» **GOAL**
Below are the records; locate each line with the word "Abbaye" and copy it.

» **MATERIALS PROVIDED**
%%
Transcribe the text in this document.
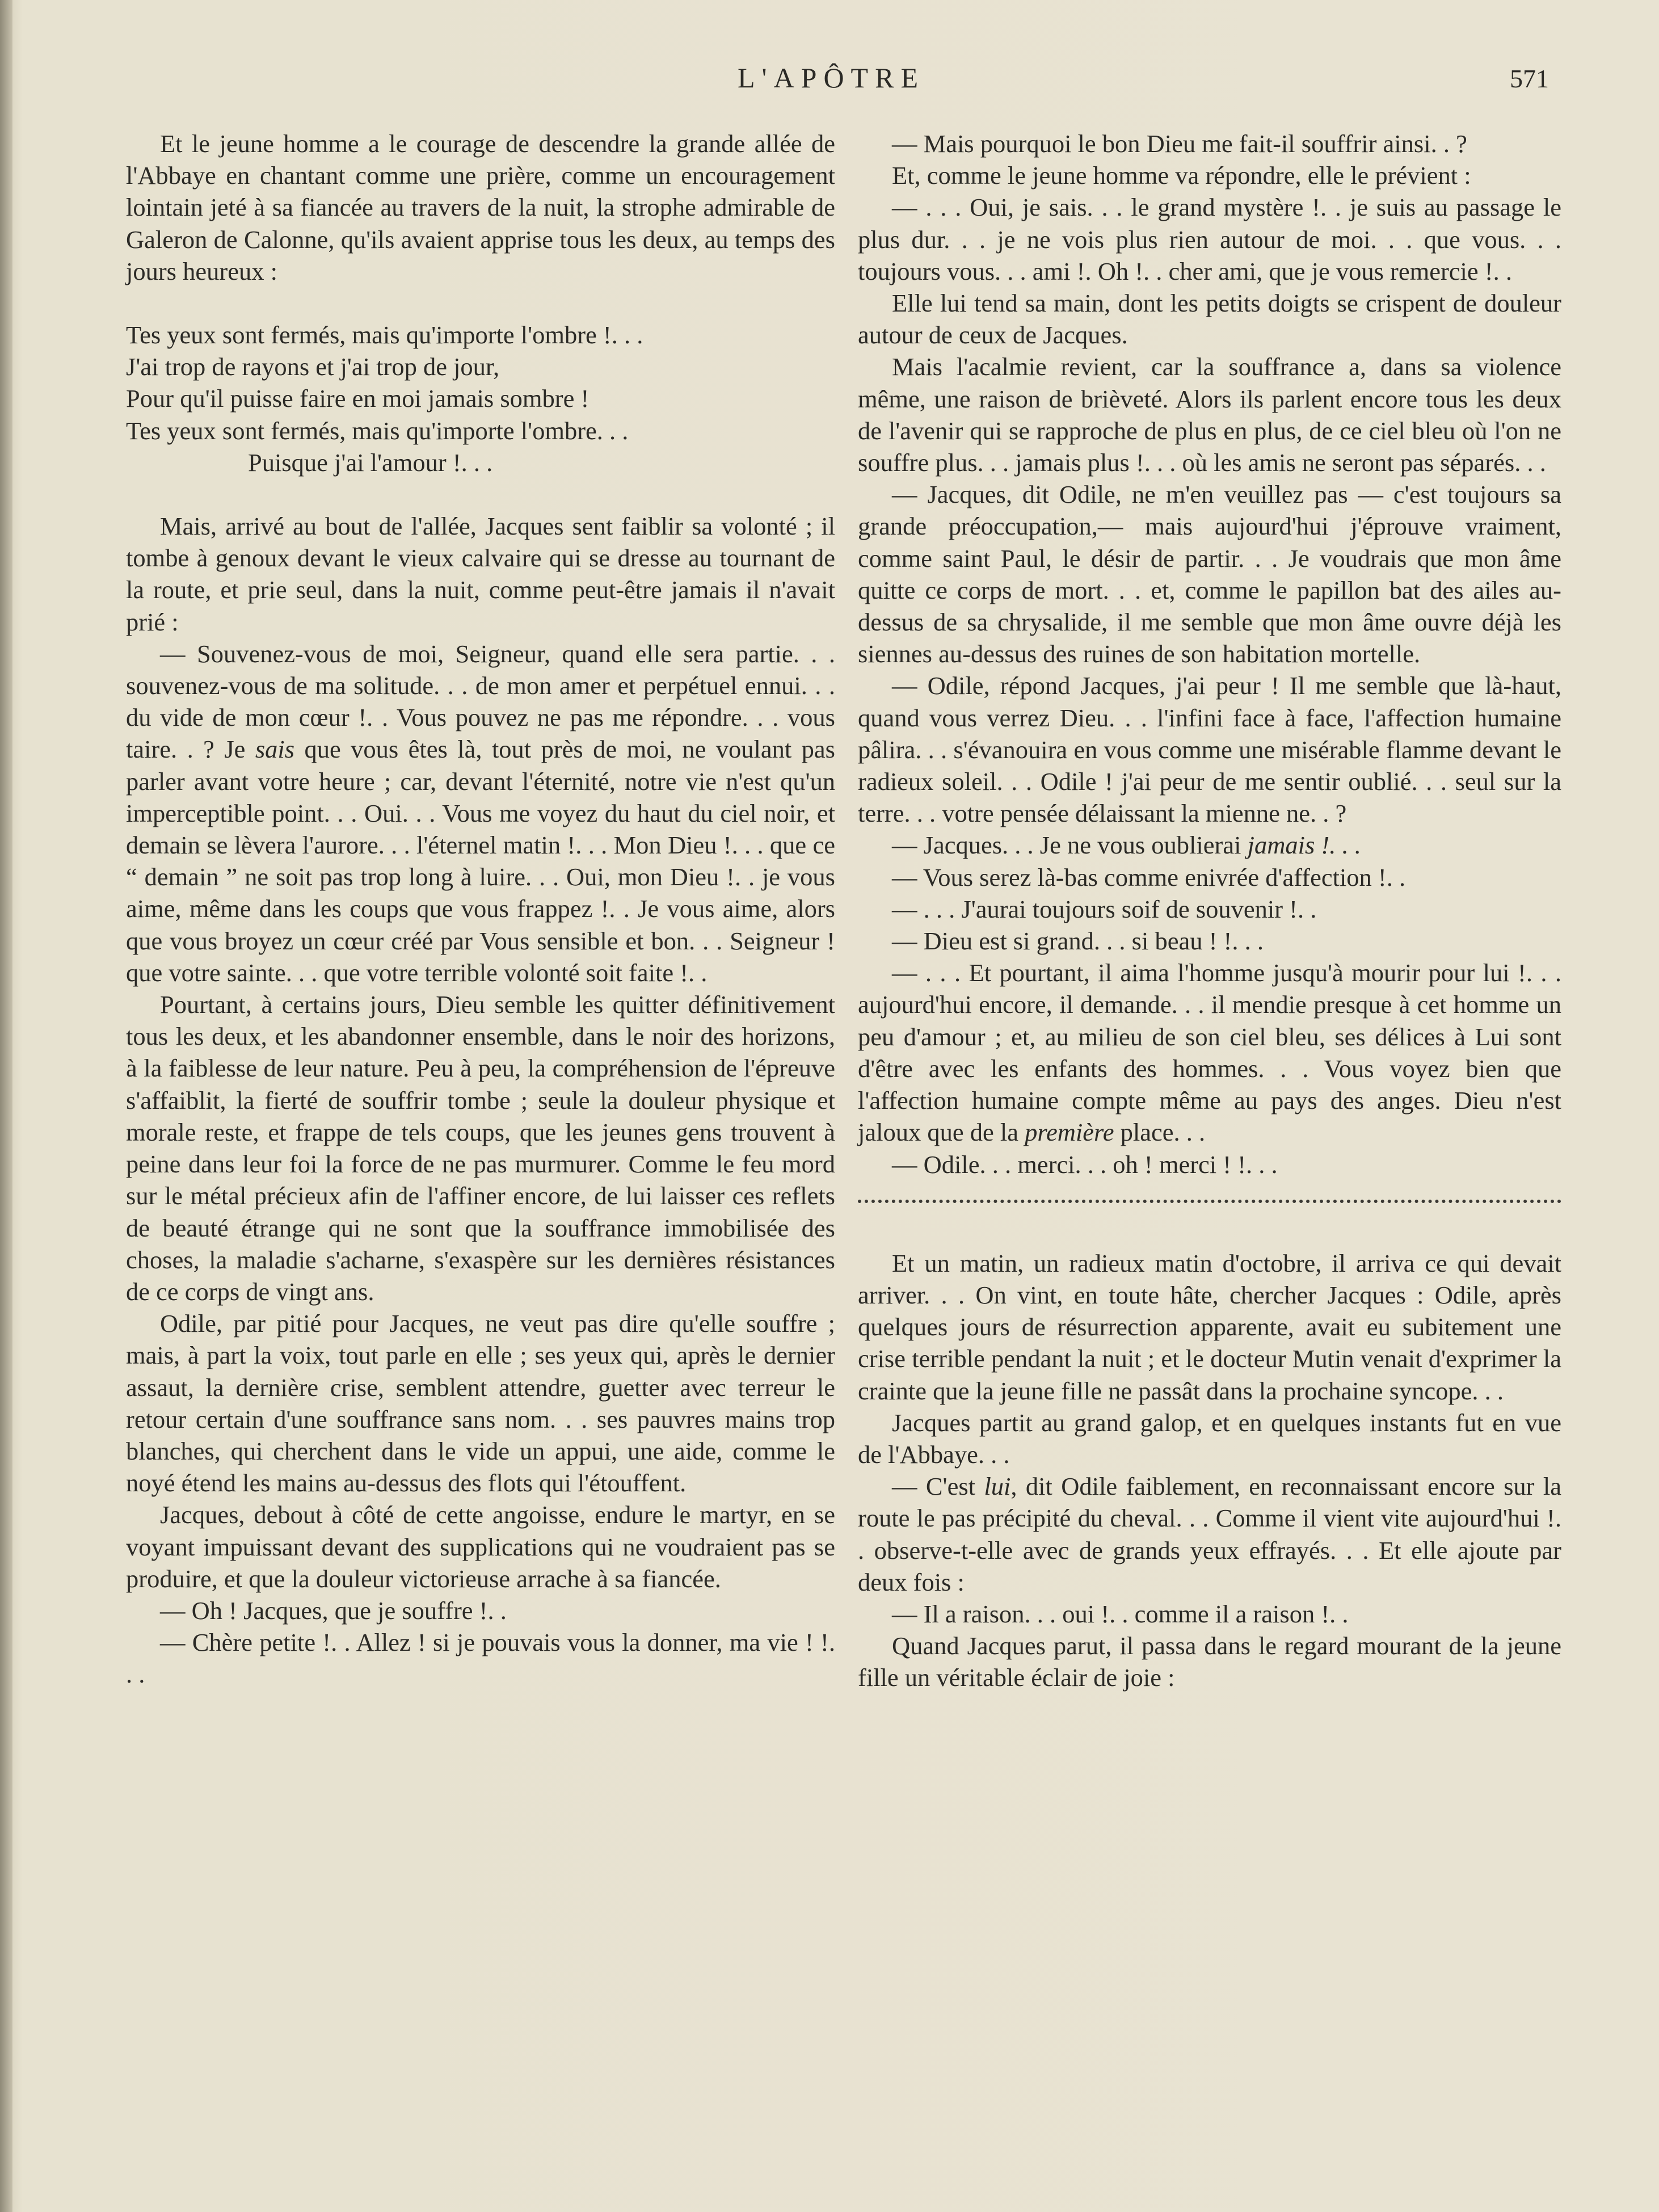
L'APÔTRE	571

Et le jeune homme a le courage de descendre la grande allée de l'Abbaye en chantant comme une prière, comme un encouragement lointain jeté à sa fiancée au travers de la nuit, la strophe admirable de Galeron de Calonne, qu'ils avaient apprise tous les deux, au temps des jours heureux :

Tes yeux sont fermés, mais qu'importe l'ombre !. . .
J'ai trop de rayons et j'ai trop de jour,
Pour qu'il puisse faire en moi jamais sombre !
Tes yeux sont fermés, mais qu'importe l'ombre. . .
Puisque j'ai l'amour !. . .

Mais, arrivé au bout de l'allée, Jacques sent faiblir sa volonté ; il tombe à genoux devant le vieux calvaire qui se dresse au tournant de la route, et prie seul, dans la nuit, comme peut-être jamais il n'avait prié :

— Souvenez-vous de moi, Seigneur, quand elle sera partie. . . souvenez-vous de ma solitude. . . de mon amer et perpétuel ennui. . . du vide de mon cœur !. . Vous pouvez ne pas me répondre. . . vous taire. . ? Je sais que vous êtes là, tout près de moi, ne voulant pas parler avant votre heure ; car, devant l'éternité, notre vie n'est qu'un imperceptible point. . . Oui. . . Vous me voyez du haut du ciel noir, et demain se lèvera l'aurore. . . l'éternel matin !. . . Mon Dieu !. . . que ce “ demain ” ne soit pas trop long à luire. . . Oui, mon Dieu !. . je vous aime, même dans les coups que vous frappez !. . Je vous aime, alors que vous broyez un cœur créé par Vous sensible et bon. . . Seigneur ! que votre sainte. . . que votre terrible volonté soit faite !. .

Pourtant, à certains jours, Dieu semble les quitter définitivement tous les deux, et les abandonner ensemble, dans le noir des horizons, à la faiblesse de leur nature. Peu à peu, la compréhension de l'épreuve s'affaiblit, la fierté de souffrir tombe ; seule la douleur physique et morale reste, et frappe de tels coups, que les jeunes gens trouvent à peine dans leur foi la force de ne pas murmurer. Comme le feu mord sur le métal précieux afin de l'affiner encore, de lui laisser ces reflets de beauté étrange qui ne sont que la souffrance immobilisée des choses, la maladie s'acharne, s'exaspère sur les dernières résistances de ce corps de vingt ans.

Odile, par pitié pour Jacques, ne veut pas dire qu'elle souffre ; mais, à part la voix, tout parle en elle ; ses yeux qui, après le dernier assaut, la dernière crise, semblent attendre, guetter avec terreur le retour certain d'une souffrance sans nom. . . ses pauvres mains trop blanches, qui cherchent dans le vide un appui, une aide, comme le noyé étend les mains au-dessus des flots qui l'étouffent.

Jacques, debout à côté de cette angoisse, endure le martyr, en se voyant impuissant devant des supplications qui ne voudraient pas se produire, et que la douleur victorieuse arrache à sa fiancée.

— Oh ! Jacques, que je souffre !. .

— Chère petite !. . Allez ! si je pouvais vous la donner, ma vie ! !. . .

— Mais pourquoi le bon Dieu me fait-il souffrir ainsi. . ?

Et, comme le jeune homme va répondre, elle le prévient :

— . . . Oui, je sais. . . le grand mystère !. . je suis au passage le plus dur. . . je ne vois plus rien autour de moi. . . que vous. . . toujours vous. . . ami !. Oh !. . cher ami, que je vous remercie !. .

Elle lui tend sa main, dont les petits doigts se crispent de douleur autour de ceux de Jacques.

Mais l'acalmie revient, car la souffrance a, dans sa violence même, une raison de brièveté. Alors ils parlent encore tous les deux de l'avenir qui se rapproche de plus en plus, de ce ciel bleu où l'on ne souffre plus. . . jamais plus !. . . où les amis ne seront pas séparés. . .

— Jacques, dit Odile, ne m'en veuillez pas — c'est toujours sa grande préoccupation,— mais aujourd'hui j'éprouve vraiment, comme saint Paul, le désir de partir. . . Je voudrais que mon âme quitte ce corps de mort. . . et, comme le papillon bat des ailes au-dessus de sa chrysalide, il me semble que mon âme ouvre déjà les siennes au-dessus des ruines de son habitation mortelle.

— Odile, répond Jacques, j'ai peur ! Il me semble que là-haut, quand vous verrez Dieu. . . l'infini face à face, l'affection humaine pâlira. . . s'évanouira en vous comme une misérable flamme devant le radieux soleil. . . Odile ! j'ai peur de me sentir oublié. . . seul sur la terre. . . votre pensée délaissant la mienne ne. . ?

— Jacques. . . Je ne vous oublierai jamais !. . .

— Vous serez là-bas comme enivrée d'affection !. .

— . . . J'aurai toujours soif de souvenir !. .

— Dieu est si grand. . . si beau ! !. . .

— . . . Et pourtant, il aima l'homme jusqu'à mourir pour lui !. . . aujourd'hui encore, il demande. . . il mendie presque à cet homme un peu d'amour ; et, au milieu de son ciel bleu, ses délices à Lui sont d'être avec les enfants des hommes. . . Vous voyez bien que l'affection humaine compte même au pays des anges. Dieu n'est jaloux que de la première place. . .

— Odile. . . merci. . . oh ! merci ! !. . .

Et un matin, un radieux matin d'octobre, il arriva ce qui devait arriver. . . On vint, en toute hâte, chercher Jacques : Odile, après quelques jours de résurrection apparente, avait eu subitement une crise terrible pendant la nuit ; et le docteur Mutin venait d'exprimer la crainte que la jeune fille ne passât dans la prochaine syncope. . .

Jacques partit au grand galop, et en quelques instants fut en vue de l'Abbaye. . .

— C'est lui, dit Odile faiblement, en reconnaissant encore sur la route le pas précipité du cheval. . . Comme il vient vite aujourd'hui !. . observe-t-elle avec de grands yeux effrayés. . . Et elle ajoute par deux fois :

— Il a raison. . . oui !. . comme il a raison !. .

Quand Jacques parut, il passa dans le regard mourant de la jeune fille un véritable éclair de joie :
%%
» **TASK SOLUTION**
Et le jeune homme a le courage de descendre la grande allée de l'Abbaye en chantant comme une prière, comme un encouragement lointain jeté à sa fiancée au travers de la nuit, la strophe admirable de Galeron de Calonne, qu'ils avaient apprise tous les deux, au temps des jours heureux :
Jacques partit au grand galop, et en quelques instants fut en vue de l'Abbaye. . .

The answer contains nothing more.